── Dataset rows

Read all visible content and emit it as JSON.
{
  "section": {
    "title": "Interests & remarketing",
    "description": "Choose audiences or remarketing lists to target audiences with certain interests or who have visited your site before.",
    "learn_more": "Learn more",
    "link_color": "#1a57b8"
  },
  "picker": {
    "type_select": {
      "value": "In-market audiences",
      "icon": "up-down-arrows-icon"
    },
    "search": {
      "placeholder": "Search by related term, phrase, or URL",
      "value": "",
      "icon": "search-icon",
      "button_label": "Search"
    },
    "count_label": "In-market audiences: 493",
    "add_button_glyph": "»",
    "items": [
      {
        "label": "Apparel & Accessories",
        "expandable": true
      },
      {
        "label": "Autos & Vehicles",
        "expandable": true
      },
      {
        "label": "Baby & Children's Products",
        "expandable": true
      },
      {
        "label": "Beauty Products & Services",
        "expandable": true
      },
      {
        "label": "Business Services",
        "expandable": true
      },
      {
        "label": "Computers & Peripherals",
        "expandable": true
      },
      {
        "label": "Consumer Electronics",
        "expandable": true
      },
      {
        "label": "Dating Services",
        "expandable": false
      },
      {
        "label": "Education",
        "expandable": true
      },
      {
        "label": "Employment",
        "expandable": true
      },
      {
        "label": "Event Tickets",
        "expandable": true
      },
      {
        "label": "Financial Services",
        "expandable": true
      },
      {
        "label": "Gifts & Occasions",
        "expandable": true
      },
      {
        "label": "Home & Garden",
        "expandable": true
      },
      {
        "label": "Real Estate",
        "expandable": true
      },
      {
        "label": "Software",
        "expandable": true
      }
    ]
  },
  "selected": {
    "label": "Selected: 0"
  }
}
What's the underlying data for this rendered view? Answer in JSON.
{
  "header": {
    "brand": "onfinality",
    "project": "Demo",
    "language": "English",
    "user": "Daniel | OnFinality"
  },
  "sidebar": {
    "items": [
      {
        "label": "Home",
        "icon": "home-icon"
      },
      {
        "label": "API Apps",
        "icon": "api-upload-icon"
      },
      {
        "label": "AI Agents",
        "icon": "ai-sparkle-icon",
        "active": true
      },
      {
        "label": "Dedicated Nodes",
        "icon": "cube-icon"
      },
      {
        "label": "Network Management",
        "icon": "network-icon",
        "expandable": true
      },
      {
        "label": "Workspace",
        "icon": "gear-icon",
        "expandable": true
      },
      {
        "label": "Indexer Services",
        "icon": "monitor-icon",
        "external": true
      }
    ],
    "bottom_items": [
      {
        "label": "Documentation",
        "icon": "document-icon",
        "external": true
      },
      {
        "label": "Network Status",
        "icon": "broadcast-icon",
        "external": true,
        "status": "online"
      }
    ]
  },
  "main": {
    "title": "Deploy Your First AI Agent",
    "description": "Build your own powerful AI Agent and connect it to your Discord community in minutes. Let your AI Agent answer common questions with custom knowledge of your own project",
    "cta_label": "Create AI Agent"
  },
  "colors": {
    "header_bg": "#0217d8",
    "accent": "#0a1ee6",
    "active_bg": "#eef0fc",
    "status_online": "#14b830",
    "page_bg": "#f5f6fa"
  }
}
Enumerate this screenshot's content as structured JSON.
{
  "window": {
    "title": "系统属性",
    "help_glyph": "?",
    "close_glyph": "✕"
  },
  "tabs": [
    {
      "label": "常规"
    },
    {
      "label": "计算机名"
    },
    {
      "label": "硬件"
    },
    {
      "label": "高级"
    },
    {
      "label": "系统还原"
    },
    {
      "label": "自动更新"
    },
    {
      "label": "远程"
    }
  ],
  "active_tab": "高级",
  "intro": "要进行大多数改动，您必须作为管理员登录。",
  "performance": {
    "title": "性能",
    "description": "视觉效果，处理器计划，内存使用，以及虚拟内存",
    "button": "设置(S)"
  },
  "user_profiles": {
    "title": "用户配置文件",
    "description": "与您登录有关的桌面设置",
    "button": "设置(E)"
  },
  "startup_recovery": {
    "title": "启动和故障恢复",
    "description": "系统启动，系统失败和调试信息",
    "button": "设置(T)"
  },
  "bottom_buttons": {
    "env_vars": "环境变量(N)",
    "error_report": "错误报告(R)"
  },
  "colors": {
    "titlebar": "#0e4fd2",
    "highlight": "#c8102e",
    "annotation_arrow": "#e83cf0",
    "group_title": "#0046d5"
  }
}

────
── Dataset rows

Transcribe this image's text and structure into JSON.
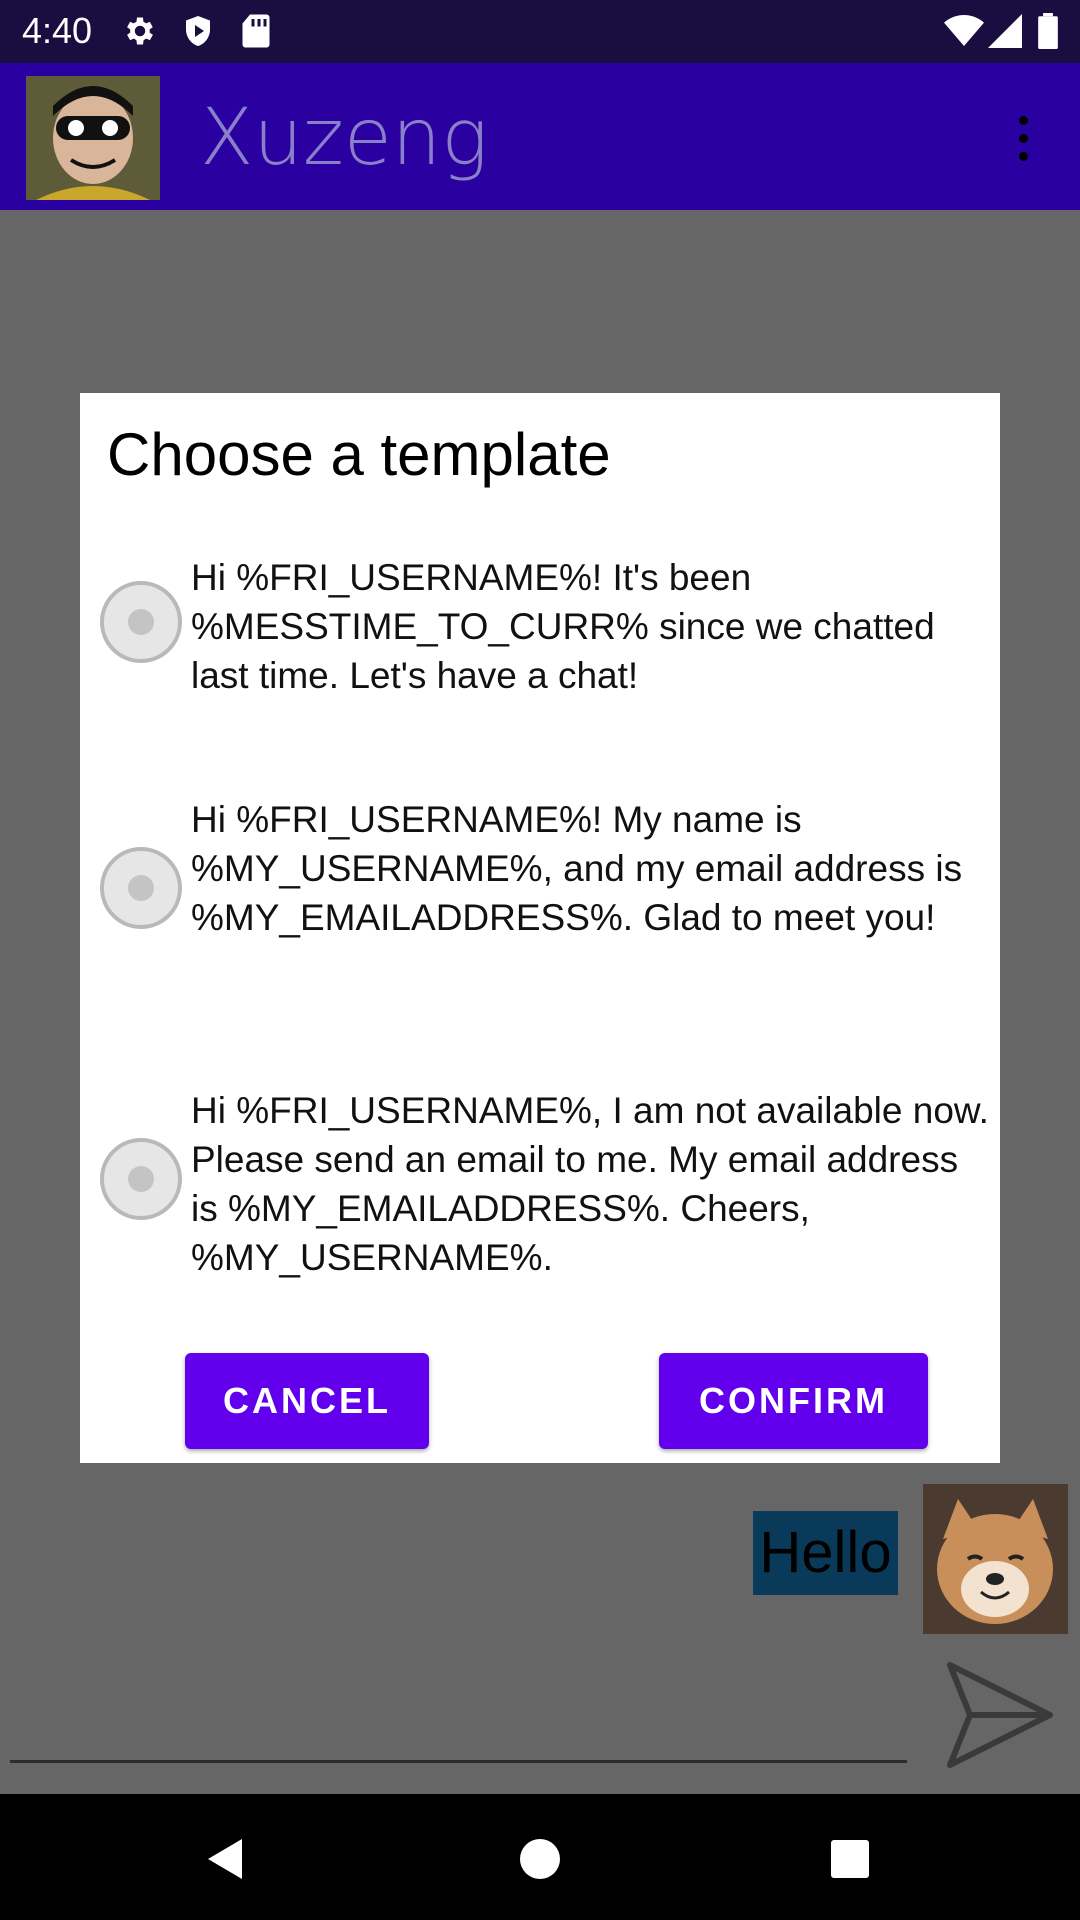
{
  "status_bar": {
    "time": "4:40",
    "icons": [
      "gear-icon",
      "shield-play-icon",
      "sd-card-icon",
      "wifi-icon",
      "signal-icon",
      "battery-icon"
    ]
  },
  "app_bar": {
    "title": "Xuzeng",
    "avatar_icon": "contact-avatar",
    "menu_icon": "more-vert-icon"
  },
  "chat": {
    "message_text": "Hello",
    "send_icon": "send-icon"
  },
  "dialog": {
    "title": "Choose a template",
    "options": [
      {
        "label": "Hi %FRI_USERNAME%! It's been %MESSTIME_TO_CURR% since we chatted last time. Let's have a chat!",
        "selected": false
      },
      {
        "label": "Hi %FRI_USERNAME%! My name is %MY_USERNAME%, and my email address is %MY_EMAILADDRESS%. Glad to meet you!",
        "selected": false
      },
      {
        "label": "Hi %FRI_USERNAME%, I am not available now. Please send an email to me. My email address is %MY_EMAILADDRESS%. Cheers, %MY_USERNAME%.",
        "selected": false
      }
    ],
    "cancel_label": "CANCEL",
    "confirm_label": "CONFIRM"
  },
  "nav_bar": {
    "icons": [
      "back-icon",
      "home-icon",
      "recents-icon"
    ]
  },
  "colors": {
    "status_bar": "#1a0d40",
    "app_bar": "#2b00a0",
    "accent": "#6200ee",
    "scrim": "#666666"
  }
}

────
── Dataset rows

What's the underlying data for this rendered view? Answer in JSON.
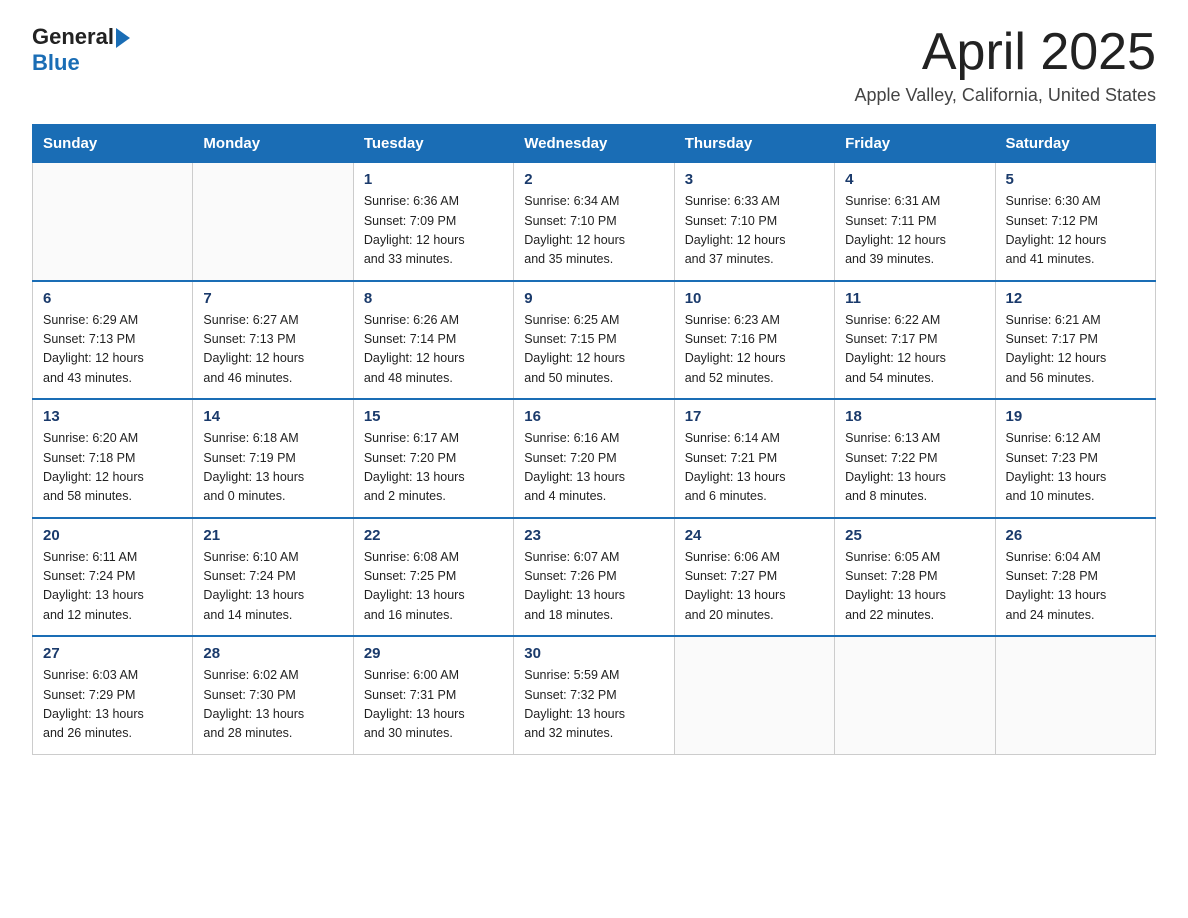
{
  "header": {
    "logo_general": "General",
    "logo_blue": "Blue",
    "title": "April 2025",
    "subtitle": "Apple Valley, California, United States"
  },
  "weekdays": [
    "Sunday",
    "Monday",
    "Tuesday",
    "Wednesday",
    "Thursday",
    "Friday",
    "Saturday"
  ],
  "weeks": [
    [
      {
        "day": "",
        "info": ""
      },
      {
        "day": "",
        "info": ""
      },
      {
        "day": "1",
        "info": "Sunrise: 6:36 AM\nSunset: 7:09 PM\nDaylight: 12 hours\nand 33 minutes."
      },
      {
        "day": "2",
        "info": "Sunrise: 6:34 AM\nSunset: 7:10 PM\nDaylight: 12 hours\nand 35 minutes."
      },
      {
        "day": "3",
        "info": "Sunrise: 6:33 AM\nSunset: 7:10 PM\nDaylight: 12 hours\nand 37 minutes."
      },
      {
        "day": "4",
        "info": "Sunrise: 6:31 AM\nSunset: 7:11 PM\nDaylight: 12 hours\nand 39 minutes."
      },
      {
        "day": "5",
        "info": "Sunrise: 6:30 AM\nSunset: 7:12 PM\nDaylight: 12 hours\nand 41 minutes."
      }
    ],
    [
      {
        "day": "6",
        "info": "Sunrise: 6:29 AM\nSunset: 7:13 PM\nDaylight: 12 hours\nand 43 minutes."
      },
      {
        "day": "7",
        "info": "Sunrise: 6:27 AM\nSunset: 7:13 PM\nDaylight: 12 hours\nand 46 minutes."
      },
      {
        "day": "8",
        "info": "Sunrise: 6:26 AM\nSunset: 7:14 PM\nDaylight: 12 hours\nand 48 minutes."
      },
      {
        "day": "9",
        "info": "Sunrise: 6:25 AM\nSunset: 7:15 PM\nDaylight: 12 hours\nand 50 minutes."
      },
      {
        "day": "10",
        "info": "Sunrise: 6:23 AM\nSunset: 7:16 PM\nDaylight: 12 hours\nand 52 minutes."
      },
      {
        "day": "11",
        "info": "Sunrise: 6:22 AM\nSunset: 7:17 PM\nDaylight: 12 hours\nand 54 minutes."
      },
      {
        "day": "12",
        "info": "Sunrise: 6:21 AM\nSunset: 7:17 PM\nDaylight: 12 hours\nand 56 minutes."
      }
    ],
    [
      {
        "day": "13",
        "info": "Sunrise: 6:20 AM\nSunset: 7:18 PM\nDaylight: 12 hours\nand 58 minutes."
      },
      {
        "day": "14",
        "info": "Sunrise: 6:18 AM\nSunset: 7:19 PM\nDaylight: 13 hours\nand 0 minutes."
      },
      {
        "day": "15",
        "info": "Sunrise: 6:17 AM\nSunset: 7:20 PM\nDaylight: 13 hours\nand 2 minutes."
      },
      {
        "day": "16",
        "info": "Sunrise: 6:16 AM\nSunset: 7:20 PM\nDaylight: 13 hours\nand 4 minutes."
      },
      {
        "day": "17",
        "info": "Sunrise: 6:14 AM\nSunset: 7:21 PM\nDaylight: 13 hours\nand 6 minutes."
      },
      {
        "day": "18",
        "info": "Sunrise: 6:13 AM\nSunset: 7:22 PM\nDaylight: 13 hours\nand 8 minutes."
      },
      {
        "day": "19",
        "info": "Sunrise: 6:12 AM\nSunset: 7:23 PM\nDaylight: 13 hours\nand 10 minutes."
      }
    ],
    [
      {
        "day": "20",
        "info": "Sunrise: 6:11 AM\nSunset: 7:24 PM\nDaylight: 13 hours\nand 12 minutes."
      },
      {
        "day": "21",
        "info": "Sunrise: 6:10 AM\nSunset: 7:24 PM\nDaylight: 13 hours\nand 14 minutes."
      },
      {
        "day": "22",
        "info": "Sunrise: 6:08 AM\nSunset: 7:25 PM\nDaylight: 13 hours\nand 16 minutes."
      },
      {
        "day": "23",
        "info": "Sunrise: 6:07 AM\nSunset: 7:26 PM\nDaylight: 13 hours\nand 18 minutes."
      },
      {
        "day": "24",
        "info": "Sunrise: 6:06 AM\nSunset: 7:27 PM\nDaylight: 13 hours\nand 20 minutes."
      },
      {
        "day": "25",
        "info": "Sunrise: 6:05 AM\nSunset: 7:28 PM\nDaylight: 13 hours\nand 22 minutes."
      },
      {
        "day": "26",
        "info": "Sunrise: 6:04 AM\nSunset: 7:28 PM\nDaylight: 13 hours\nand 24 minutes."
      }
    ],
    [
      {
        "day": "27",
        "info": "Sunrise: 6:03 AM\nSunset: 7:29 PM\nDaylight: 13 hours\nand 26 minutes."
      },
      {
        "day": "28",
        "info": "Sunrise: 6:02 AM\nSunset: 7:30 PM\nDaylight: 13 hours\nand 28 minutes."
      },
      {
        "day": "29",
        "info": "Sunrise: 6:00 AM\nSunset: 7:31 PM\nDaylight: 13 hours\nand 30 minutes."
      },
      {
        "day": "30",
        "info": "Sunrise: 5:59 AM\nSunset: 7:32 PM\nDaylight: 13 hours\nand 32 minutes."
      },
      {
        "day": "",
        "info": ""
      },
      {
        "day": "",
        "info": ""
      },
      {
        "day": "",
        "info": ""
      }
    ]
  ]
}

────

◆ Task details:
Copy every line above that holds the word "Choose".

◆ Problem solution:
    "description": "Choose audiences or remarketing lists to target audiences with certain interests or who have visited your site before.",
    "title": "Choose a template",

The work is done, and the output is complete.